Entries:

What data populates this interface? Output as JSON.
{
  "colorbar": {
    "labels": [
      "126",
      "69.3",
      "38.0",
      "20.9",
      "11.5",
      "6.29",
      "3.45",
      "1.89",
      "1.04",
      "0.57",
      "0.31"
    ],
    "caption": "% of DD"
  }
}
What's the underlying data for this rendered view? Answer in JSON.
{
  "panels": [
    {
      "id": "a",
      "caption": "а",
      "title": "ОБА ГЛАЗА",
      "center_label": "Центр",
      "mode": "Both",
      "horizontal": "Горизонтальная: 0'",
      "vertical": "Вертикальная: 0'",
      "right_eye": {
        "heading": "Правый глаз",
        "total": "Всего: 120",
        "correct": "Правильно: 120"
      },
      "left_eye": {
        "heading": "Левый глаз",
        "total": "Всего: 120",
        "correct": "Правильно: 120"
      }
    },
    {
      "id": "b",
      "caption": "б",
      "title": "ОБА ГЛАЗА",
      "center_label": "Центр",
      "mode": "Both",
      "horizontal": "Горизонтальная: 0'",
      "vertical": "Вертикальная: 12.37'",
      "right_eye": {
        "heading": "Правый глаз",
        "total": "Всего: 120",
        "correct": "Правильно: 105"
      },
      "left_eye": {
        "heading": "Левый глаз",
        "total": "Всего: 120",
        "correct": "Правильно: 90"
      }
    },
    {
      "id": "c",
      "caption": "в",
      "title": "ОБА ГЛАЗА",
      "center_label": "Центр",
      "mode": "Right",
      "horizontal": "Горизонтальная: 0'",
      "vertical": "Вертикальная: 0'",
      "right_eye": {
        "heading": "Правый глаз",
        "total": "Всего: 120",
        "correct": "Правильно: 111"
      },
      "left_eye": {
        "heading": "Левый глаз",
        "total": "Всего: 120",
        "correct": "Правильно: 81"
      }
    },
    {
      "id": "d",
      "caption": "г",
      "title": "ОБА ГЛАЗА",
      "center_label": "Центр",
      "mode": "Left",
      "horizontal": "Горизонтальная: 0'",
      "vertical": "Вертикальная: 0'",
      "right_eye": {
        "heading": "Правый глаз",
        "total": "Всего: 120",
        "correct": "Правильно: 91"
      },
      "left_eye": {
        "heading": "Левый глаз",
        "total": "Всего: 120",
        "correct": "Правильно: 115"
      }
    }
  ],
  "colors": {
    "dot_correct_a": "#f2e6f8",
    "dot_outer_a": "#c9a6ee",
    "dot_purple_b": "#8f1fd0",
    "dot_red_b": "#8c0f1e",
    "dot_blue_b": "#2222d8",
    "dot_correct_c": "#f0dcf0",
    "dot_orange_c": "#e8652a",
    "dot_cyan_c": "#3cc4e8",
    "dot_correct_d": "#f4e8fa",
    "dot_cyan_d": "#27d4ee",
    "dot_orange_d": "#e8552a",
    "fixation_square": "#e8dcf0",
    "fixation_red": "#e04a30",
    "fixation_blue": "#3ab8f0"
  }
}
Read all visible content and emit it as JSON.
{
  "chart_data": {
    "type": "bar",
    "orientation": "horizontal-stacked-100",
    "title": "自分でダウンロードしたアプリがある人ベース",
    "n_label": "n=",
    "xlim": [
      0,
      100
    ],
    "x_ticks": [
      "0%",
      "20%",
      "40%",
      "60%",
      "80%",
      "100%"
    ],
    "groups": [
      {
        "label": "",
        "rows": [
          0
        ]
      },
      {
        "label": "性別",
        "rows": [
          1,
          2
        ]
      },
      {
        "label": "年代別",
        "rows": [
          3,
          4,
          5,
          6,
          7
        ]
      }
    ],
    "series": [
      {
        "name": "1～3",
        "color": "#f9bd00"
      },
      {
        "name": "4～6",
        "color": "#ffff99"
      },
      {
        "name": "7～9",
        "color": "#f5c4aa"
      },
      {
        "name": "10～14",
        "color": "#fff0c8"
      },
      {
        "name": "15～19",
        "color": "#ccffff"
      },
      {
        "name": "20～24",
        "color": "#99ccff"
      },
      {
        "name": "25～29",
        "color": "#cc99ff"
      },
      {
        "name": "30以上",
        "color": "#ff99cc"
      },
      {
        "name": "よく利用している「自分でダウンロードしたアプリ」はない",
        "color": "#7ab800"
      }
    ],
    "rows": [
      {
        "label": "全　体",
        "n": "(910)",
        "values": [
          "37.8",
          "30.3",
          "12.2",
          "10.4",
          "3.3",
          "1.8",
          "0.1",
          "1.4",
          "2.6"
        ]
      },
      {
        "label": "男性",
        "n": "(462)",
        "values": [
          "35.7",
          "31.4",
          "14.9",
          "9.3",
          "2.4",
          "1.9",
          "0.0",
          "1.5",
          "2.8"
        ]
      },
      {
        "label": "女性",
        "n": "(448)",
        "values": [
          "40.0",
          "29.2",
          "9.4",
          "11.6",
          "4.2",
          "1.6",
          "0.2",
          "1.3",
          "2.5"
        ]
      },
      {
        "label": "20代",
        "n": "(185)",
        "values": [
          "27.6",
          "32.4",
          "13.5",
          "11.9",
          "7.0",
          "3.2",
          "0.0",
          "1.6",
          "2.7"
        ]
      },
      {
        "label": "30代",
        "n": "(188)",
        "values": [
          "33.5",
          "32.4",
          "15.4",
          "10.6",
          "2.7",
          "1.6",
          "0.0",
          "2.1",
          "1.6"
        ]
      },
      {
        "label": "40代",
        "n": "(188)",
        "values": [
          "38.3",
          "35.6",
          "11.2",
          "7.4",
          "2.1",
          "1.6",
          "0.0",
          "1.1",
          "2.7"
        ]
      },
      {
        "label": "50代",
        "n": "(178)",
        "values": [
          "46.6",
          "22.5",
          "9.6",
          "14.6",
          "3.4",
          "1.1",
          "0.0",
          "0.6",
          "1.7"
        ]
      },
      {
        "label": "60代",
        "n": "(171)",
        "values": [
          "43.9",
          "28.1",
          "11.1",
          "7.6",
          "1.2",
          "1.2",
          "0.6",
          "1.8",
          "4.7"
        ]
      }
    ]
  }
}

Stated task: Extract all of the data exactly as written.

Complete output:
What data populates this interface? Output as JSON.
{
  "colorbar": {
    "labels": [
      "126",
      "69.3",
      "38.0",
      "20.9",
      "11.5",
      "6.29",
      "3.45",
      "1.89",
      "1.04",
      "0.57",
      "0.31"
    ],
    "caption": "% of DD"
  }
}
What's the underlying data for this rendered view? Answer in JSON.
{
  "panels": [
    {
      "id": "a",
      "caption": "а",
      "title": "ОБА ГЛАЗА",
      "center_label": "Центр",
      "mode": "Both",
      "horizontal": "Горизонтальная: 0'",
      "vertical": "Вертикальная: 0'",
      "right_eye": {
        "heading": "Правый глаз",
        "total": "Всего: 120",
        "correct": "Правильно: 120"
      },
      "left_eye": {
        "heading": "Левый глаз",
        "total": "Всего: 120",
        "correct": "Правильно: 120"
      }
    },
    {
      "id": "b",
      "caption": "б",
      "title": "ОБА ГЛАЗА",
      "center_label": "Центр",
      "mode": "Both",
      "horizontal": "Горизонтальная: 0'",
      "vertical": "Вертикальная: 12.37'",
      "right_eye": {
        "heading": "Правый глаз",
        "total": "Всего: 120",
        "correct": "Правильно: 105"
      },
      "left_eye": {
        "heading": "Левый глаз",
        "total": "Всего: 120",
        "correct": "Правильно: 90"
      }
    },
    {
      "id": "c",
      "caption": "в",
      "title": "ОБА ГЛАЗА",
      "center_label": "Центр",
      "mode": "Right",
      "horizontal": "Горизонтальная: 0'",
      "vertical": "Вертикальная: 0'",
      "right_eye": {
        "heading": "Правый глаз",
        "total": "Всего: 120",
        "correct": "Правильно: 111"
      },
      "left_eye": {
        "heading": "Левый глаз",
        "total": "Всего: 120",
        "correct": "Правильно: 81"
      }
    },
    {
      "id": "d",
      "caption": "г",
      "title": "ОБА ГЛАЗА",
      "center_label": "Центр",
      "mode": "Left",
      "horizontal": "Горизонтальная: 0'",
      "vertical": "Вертикальная: 0'",
      "right_eye": {
        "heading": "Правый глаз",
        "total": "Всего: 120",
        "correct": "Правильно: 91"
      },
      "left_eye": {
        "heading": "Левый глаз",
        "total": "Всего: 120",
        "correct": "Правильно: 115"
      }
    }
  ],
  "colors": {
    "dot_correct_a": "#f2e6f8",
    "dot_outer_a": "#c9a6ee",
    "dot_purple_b": "#8f1fd0",
    "dot_red_b": "#8c0f1e",
    "dot_blue_b": "#2222d8",
    "dot_correct_c": "#f0dcf0",
    "dot_orange_c": "#e8652a",
    "dot_cyan_c": "#3cc4e8",
    "dot_correct_d": "#f4e8fa",
    "dot_cyan_d": "#27d4ee",
    "dot_orange_d": "#e8552a",
    "fixation_square": "#e8dcf0",
    "fixation_red": "#e04a30",
    "fixation_blue": "#3ab8f0"
  }
}
Read all visible content and emit it as JSON.
{
  "chart_data": {
    "type": "bar",
    "orientation": "horizontal-stacked-100",
    "title": "自分でダウンロードしたアプリがある人ベース",
    "n_label": "n=",
    "xlim": [
      0,
      100
    ],
    "x_ticks": [
      "0%",
      "20%",
      "40%",
      "60%",
      "80%",
      "100%"
    ],
    "groups": [
      {
        "label": "",
        "rows": [
          0
        ]
      },
      {
        "label": "性別",
        "rows": [
          1,
          2
        ]
      },
      {
        "label": "年代別",
        "rows": [
          3,
          4,
          5,
          6,
          7
        ]
      }
    ],
    "series": [
      {
        "name": "1～3",
        "color": "#f9bd00"
      },
      {
        "name": "4～6",
        "color": "#ffff99"
      },
      {
        "name": "7～9",
        "color": "#f5c4aa"
      },
      {
        "name": "10～14",
        "color": "#fff0c8"
      },
      {
        "name": "15～19",
        "color": "#ccffff"
      },
      {
        "name": "20～24",
        "color": "#99ccff"
      },
      {
        "name": "25～29",
        "color": "#cc99ff"
      },
      {
        "name": "30以上",
        "color": "#ff99cc"
      },
      {
        "name": "よく利用している「自分でダウンロードしたアプリ」はない",
        "color": "#7ab800"
      }
    ],
    "rows": [
      {
        "label": "全　体",
        "n": "(910)",
        "values": [
          "37.8",
          "30.3",
          "12.2",
          "10.4",
          "3.3",
          "1.8",
          "0.1",
          "1.4",
          "2.6"
        ]
      },
      {
        "label": "男性",
        "n": "(462)",
        "values": [
          "35.7",
          "31.4",
          "14.9",
          "9.3",
          "2.4",
          "1.9",
          "0.0",
          "1.5",
          "2.8"
        ]
      },
      {
        "label": "女性",
        "n": "(448)",
        "values": [
          "40.0",
          "29.2",
          "9.4",
          "11.6",
          "4.2",
          "1.6",
          "0.2",
          "1.3",
          "2.5"
        ]
      },
      {
        "label": "20代",
        "n": "(185)",
        "values": [
          "27.6",
          "32.4",
          "13.5",
          "11.9",
          "7.0",
          "3.2",
          "0.0",
          "1.6",
          "2.7"
        ]
      },
      {
        "label": "30代",
        "n": "(188)",
        "values": [
          "33.5",
          "32.4",
          "15.4",
          "10.6",
          "2.7",
          "1.6",
          "0.0",
          "2.1",
          "1.6"
        ]
      },
      {
        "label": "40代",
        "n": "(188)",
        "values": [
          "38.3",
          "35.6",
          "11.2",
          "7.4",
          "2.1",
          "1.6",
          "0.0",
          "1.1",
          "2.7"
        ]
      },
      {
        "label": "50代",
        "n": "(178)",
        "values": [
          "46.6",
          "22.5",
          "9.6",
          "14.6",
          "3.4",
          "1.1",
          "0.0",
          "0.6",
          "1.7"
        ]
      },
      {
        "label": "60代",
        "n": "(171)",
        "values": [
          "43.9",
          "28.1",
          "11.1",
          "7.6",
          "1.2",
          "1.2",
          "0.6",
          "1.8",
          "4.7"
        ]
      }
    ]
  }
}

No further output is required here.